## Begin Records provided

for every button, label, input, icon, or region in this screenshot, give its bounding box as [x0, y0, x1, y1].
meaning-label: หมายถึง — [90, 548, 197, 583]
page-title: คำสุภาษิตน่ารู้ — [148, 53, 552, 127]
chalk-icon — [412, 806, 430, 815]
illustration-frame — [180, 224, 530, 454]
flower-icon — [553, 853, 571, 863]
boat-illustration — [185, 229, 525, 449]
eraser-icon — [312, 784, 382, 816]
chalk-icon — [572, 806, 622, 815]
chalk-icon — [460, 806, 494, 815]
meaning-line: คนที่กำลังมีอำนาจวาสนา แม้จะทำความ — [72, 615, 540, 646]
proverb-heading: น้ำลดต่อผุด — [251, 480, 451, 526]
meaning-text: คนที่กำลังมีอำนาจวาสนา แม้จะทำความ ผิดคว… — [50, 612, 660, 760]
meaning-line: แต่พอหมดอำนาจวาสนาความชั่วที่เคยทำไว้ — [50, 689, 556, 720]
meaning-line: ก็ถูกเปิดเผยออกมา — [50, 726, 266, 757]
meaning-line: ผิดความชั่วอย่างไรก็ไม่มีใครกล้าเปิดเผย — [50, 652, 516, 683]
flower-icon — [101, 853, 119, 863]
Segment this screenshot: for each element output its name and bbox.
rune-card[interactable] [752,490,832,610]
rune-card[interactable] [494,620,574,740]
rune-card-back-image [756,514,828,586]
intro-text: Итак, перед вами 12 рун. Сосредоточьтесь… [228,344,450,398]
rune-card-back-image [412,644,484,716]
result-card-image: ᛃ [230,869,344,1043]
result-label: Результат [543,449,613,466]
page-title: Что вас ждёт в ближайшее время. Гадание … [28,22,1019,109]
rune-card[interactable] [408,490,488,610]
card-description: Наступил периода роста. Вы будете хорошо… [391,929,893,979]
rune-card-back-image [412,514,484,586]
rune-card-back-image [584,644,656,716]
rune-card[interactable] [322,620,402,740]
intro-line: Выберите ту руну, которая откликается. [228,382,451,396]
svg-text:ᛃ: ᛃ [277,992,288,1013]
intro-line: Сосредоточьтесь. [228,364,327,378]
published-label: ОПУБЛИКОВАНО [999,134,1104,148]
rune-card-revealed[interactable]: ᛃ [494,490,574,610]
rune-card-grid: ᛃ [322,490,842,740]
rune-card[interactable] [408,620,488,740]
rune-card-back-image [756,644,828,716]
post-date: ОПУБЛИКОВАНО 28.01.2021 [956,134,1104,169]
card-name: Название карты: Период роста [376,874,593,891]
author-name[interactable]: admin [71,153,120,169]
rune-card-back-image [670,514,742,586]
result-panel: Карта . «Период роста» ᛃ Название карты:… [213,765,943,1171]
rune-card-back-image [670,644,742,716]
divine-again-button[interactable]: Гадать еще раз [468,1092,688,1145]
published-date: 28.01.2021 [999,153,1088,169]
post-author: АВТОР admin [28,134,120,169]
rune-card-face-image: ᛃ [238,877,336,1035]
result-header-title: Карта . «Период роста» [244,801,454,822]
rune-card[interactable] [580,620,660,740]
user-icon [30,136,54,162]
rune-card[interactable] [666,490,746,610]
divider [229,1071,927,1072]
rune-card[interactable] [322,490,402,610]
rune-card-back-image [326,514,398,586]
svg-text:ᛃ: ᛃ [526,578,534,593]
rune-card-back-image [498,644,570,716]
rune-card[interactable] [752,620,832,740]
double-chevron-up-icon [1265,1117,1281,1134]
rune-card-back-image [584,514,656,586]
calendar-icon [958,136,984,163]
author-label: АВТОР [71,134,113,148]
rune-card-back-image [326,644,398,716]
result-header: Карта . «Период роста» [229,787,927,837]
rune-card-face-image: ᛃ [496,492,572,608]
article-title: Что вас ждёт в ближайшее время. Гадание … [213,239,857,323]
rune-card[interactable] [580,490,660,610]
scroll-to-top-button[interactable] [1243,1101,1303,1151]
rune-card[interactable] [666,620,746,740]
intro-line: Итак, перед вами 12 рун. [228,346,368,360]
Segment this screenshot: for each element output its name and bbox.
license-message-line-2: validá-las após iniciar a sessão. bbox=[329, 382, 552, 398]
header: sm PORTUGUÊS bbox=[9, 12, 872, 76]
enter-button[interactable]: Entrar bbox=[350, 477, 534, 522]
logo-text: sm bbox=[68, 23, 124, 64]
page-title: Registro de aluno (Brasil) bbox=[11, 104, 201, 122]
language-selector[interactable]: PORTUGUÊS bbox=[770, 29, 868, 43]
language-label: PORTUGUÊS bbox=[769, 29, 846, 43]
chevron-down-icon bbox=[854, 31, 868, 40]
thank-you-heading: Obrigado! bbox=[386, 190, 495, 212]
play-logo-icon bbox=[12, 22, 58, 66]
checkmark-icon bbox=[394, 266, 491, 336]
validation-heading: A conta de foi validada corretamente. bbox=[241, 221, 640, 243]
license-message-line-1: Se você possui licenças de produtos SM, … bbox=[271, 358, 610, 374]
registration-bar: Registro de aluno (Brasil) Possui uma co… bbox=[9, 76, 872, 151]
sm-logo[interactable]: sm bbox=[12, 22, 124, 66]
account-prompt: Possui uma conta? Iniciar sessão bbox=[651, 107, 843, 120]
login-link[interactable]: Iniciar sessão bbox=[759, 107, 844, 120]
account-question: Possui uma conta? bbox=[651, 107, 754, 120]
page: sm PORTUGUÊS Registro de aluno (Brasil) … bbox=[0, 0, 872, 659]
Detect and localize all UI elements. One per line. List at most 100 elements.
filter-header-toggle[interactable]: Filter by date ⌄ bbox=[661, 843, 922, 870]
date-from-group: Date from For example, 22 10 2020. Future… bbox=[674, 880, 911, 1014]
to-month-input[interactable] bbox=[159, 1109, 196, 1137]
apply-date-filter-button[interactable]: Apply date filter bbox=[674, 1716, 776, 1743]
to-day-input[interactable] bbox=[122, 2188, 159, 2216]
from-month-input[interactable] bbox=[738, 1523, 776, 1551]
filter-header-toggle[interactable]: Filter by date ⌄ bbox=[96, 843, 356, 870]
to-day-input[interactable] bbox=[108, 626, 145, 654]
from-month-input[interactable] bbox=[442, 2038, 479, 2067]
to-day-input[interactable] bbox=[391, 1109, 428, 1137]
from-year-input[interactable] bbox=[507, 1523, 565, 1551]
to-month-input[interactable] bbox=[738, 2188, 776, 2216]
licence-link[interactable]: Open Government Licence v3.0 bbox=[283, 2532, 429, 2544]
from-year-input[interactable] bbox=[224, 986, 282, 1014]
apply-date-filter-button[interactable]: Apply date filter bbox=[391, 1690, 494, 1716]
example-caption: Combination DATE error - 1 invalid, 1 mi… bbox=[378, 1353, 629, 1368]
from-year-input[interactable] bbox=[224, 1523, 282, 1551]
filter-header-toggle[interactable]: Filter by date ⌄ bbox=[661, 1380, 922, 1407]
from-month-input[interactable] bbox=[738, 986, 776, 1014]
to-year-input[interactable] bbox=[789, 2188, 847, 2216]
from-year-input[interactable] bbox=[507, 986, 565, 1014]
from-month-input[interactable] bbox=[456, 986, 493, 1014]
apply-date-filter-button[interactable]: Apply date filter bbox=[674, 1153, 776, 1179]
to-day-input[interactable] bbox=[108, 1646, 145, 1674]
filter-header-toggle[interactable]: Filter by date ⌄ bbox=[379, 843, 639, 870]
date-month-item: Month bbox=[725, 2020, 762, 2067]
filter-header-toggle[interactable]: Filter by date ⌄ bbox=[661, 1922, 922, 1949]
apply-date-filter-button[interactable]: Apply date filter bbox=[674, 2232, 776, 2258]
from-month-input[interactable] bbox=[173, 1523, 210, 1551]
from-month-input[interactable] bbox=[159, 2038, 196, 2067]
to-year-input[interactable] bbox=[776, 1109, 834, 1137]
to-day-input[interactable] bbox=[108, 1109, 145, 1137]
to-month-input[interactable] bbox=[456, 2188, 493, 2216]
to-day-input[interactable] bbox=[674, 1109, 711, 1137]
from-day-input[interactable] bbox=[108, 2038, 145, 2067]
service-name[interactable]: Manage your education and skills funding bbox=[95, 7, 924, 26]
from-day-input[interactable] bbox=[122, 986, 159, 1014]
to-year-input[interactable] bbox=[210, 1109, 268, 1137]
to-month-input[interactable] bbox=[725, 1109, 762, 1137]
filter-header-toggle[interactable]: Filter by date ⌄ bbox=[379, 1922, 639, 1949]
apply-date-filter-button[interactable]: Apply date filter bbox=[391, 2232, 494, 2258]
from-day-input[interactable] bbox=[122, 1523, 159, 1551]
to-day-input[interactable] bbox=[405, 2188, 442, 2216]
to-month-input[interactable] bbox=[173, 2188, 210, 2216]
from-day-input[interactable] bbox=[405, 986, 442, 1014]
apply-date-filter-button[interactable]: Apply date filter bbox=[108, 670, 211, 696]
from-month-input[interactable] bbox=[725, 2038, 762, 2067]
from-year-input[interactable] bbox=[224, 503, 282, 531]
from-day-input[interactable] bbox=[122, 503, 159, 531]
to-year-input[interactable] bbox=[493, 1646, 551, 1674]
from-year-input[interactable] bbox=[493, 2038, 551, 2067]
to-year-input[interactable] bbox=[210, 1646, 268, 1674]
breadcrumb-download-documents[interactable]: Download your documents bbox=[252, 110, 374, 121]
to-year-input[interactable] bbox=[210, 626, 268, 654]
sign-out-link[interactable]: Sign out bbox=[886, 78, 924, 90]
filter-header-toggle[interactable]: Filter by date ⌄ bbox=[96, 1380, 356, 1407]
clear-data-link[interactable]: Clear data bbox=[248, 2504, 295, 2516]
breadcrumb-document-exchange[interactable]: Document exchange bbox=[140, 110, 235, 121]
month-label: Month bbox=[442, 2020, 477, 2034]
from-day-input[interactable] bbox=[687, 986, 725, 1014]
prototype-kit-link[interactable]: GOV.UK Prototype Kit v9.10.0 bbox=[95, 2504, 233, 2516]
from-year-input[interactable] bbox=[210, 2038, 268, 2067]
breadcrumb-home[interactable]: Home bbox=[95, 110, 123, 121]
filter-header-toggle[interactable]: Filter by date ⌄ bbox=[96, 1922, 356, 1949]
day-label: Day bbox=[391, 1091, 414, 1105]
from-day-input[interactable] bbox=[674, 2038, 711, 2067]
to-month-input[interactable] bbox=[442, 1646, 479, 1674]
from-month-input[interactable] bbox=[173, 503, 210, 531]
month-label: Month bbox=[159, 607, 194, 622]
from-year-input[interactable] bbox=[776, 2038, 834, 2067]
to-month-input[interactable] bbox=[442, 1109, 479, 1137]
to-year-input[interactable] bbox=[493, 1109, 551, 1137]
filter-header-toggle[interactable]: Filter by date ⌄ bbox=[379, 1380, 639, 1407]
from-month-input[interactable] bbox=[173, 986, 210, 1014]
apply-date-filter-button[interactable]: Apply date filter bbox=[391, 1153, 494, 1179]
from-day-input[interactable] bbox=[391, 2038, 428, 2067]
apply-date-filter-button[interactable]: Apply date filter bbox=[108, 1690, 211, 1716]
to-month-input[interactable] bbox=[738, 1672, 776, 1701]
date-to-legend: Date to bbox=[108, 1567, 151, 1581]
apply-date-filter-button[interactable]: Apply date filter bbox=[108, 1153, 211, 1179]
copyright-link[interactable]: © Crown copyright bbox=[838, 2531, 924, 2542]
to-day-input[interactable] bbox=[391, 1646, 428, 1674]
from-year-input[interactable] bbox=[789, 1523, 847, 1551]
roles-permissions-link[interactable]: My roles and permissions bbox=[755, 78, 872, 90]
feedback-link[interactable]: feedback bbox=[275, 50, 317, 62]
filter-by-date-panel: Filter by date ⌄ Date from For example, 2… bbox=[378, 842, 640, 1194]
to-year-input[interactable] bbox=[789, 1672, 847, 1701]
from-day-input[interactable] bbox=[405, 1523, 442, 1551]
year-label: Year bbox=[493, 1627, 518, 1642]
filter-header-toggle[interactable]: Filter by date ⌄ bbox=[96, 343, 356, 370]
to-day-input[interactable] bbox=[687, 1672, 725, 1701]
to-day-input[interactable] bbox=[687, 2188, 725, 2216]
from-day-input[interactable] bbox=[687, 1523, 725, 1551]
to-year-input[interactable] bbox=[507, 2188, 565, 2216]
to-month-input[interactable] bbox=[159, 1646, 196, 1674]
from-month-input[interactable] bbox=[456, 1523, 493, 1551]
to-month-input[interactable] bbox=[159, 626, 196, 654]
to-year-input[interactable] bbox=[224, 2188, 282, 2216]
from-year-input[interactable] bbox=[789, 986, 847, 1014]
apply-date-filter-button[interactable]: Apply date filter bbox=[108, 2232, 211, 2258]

## End Records provided

Task details ▸ In the stretch from the start of the listing through the line containing "meaning-line: ก็ถูกเปิดเผยออกมา —", switch every "chalk-icon" to "chalk-mark" and change nothing else. Return only those lines.

Solution to the exercise ▸
for every button, label, input, icon, or region in this screenshot, give its bounding box as [x0, y0, x1, y1].
meaning-label: หมายถึง — [90, 548, 197, 583]
page-title: คำสุภาษิตน่ารู้ — [148, 53, 552, 127]
chalk-mark — [412, 806, 430, 815]
illustration-frame — [180, 224, 530, 454]
flower-icon — [553, 853, 571, 863]
boat-illustration — [185, 229, 525, 449]
eraser-icon — [312, 784, 382, 816]
chalk-mark — [572, 806, 622, 815]
chalk-mark — [460, 806, 494, 815]
meaning-line: คนที่กำลังมีอำนาจวาสนา แม้จะทำความ — [72, 615, 540, 646]
proverb-heading: น้ำลดต่อผุด — [251, 480, 451, 526]
meaning-text: คนที่กำลังมีอำนาจวาสนา แม้จะทำความ ผิดคว… — [50, 612, 660, 760]
meaning-line: แต่พอหมดอำนาจวาสนาความชั่วที่เคยทำไว้ — [50, 689, 556, 720]
meaning-line: ก็ถูกเปิดเผยออกมา — [50, 726, 266, 757]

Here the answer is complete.